Where a line of the listing below includes the word "zone", reproduce that line.
== Input rows ==
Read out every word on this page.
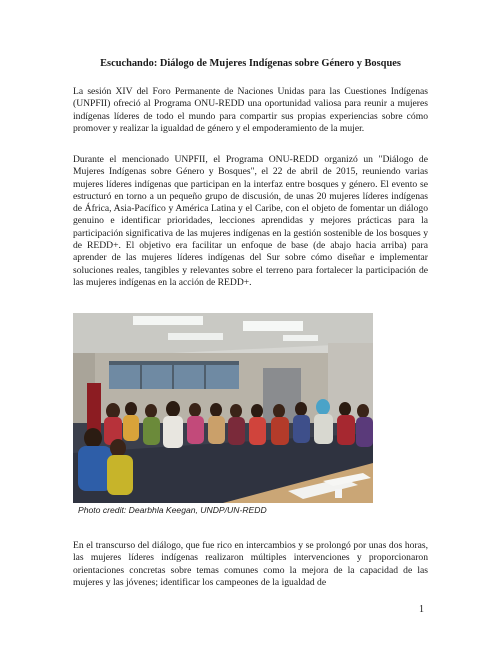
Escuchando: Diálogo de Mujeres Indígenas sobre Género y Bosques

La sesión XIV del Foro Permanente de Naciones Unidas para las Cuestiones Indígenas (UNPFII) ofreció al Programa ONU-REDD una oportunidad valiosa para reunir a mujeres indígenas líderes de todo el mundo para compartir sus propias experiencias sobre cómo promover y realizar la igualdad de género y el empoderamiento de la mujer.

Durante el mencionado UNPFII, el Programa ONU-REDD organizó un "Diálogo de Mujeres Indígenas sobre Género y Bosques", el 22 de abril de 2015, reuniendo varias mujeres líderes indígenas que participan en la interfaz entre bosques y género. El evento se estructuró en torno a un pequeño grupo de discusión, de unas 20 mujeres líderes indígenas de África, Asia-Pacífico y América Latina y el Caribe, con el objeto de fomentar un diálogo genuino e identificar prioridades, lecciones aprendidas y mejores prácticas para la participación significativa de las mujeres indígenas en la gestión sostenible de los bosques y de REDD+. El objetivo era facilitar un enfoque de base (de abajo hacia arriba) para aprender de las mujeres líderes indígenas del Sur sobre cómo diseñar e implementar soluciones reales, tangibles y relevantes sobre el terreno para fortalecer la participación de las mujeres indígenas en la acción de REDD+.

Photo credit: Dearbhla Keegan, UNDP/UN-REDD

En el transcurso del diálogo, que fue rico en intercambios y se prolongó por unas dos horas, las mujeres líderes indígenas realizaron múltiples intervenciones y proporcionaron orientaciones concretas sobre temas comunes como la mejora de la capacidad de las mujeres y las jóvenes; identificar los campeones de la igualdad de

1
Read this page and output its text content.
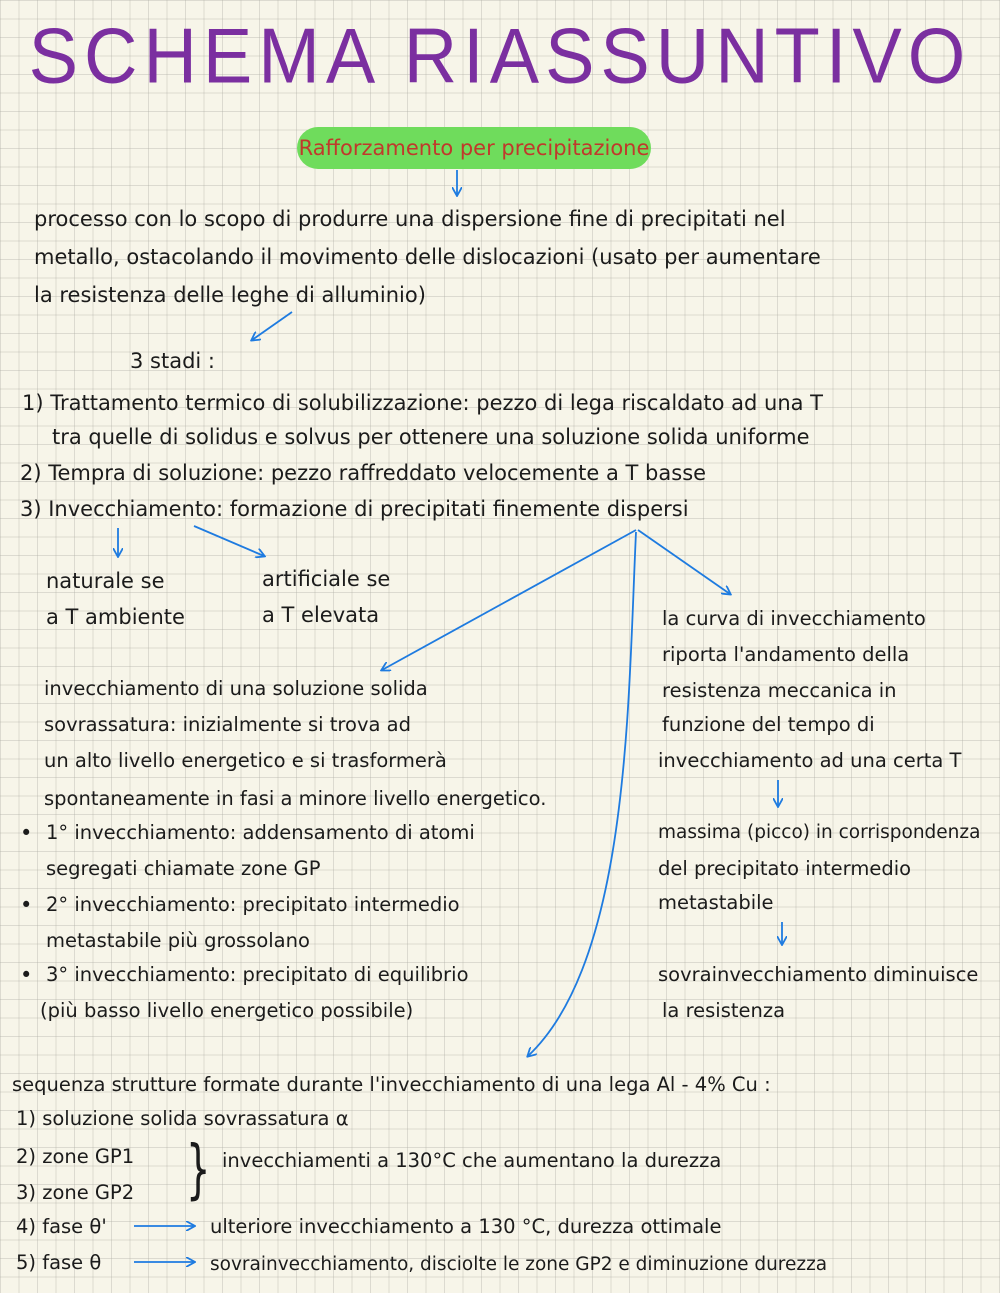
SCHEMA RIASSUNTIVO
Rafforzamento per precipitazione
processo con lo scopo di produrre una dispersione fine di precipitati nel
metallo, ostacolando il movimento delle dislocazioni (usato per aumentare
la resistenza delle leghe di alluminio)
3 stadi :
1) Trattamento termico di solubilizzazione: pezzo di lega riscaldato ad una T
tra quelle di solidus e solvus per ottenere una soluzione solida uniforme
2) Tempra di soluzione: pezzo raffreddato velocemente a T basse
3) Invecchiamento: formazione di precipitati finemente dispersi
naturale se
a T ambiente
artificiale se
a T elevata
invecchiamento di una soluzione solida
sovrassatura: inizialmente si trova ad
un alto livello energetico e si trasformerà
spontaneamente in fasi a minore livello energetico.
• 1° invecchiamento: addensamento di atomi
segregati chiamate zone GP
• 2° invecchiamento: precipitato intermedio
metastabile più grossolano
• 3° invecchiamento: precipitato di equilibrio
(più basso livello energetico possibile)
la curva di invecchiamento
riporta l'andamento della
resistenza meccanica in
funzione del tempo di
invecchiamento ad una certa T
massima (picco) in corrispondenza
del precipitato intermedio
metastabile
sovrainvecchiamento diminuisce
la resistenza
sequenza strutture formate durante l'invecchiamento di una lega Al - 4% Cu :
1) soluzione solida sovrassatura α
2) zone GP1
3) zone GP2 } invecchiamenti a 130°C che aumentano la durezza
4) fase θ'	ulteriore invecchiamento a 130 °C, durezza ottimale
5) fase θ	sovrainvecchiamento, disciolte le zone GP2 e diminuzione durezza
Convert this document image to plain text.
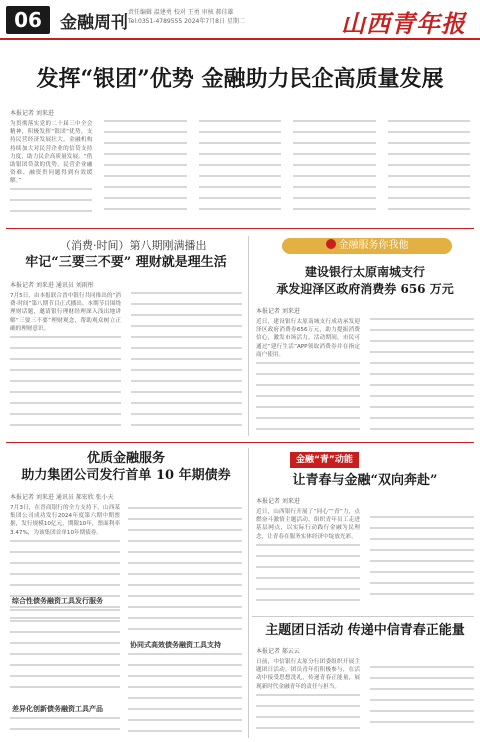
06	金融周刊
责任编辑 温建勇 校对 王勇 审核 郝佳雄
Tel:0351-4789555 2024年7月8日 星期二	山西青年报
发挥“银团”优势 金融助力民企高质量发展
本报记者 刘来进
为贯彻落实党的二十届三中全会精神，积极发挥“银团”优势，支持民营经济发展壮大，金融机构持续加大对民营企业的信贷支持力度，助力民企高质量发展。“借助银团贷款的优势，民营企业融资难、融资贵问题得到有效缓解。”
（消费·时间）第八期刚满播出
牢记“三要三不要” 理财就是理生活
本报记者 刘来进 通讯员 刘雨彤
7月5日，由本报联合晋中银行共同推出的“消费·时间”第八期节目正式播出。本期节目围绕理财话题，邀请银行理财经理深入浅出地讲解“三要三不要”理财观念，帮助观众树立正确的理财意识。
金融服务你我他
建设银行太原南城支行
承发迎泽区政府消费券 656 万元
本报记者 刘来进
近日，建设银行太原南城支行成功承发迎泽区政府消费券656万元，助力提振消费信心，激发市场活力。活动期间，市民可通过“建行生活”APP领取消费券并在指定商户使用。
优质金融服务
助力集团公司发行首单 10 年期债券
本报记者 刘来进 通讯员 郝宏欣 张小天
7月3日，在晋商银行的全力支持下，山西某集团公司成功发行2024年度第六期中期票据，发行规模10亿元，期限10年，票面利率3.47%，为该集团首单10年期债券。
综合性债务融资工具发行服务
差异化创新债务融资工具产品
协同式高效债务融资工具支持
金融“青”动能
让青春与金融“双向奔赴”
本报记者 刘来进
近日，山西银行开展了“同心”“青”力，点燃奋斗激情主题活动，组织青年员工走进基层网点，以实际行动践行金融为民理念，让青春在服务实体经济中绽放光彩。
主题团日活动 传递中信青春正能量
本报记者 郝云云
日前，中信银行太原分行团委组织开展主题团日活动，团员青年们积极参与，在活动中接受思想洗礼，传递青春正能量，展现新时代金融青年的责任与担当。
===
Task solution –
segregati chiamate zone GP
2) zone GP1
3) zone GP2 } invecchiamenti a 130°C che aumentano la durezza
5) fase θ	sovrainvecchiamento, disciolte le zone GP2 e diminuzione durezza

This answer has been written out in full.